Description of the task: Copy out the listing that follows, exactly, without its pictures.

The input:
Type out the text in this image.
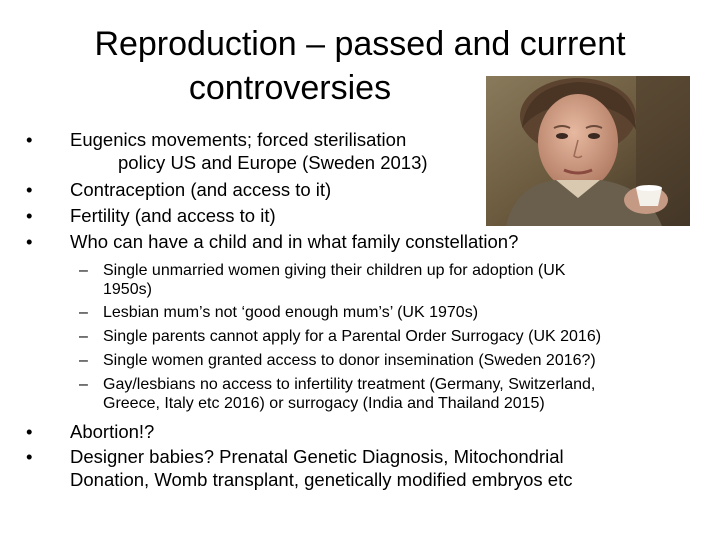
Reproduction – passed and current
controversies
• Eugenics movements; forced sterilisation
policy US and Europe (Sweden 2013)
• Contraception (and access to it)
• Fertility (and access to it)
• Who can have a child and in what family constellation?
– Single unmarried women giving their children up for adoption (UK
1950s)
– Lesbian mum’s not ‘good enough mum’s’ (UK 1970s)
– Single parents cannot apply for a Parental Order Surrogacy (UK 2016)
– Single women granted access to donor insemination (Sweden 2016?)
– Gay/lesbians no access to infertility treatment (Germany, Switzerland,
Greece, Italy etc 2016) or surrogacy (India and Thailand 2015)
• Abortion!?
• Designer babies? Prenatal Genetic Diagnosis, Mitochondrial
Donation, Womb transplant, genetically modified embryos etc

Answer:
Type out the text in this image.
Reproduction – passed and current
controversies
• Eugenics movements; forced sterilisation
policy US and Europe (Sweden 2013)
• Contraception (and access to it)
• Fertility (and access to it)
• Who can have a child and in what family constellation?
– Single unmarried women giving their children up for adoption (UK
1950s)
– Lesbian mum’s not ‘good enough mum’s’ (UK 1970s)
– Single parents cannot apply for a Parental Order Surrogacy (UK 2016)
– Single women granted access to donor insemination (Sweden 2016?)
– Gay/lesbians no access to infertility treatment (Germany, Switzerland,
Greece, Italy etc 2016) or surrogacy (India and Thailand 2015)
• Abortion!?
• Designer babies? Prenatal Genetic Diagnosis, Mitochondrial
Donation, Womb transplant, genetically modified embryos etc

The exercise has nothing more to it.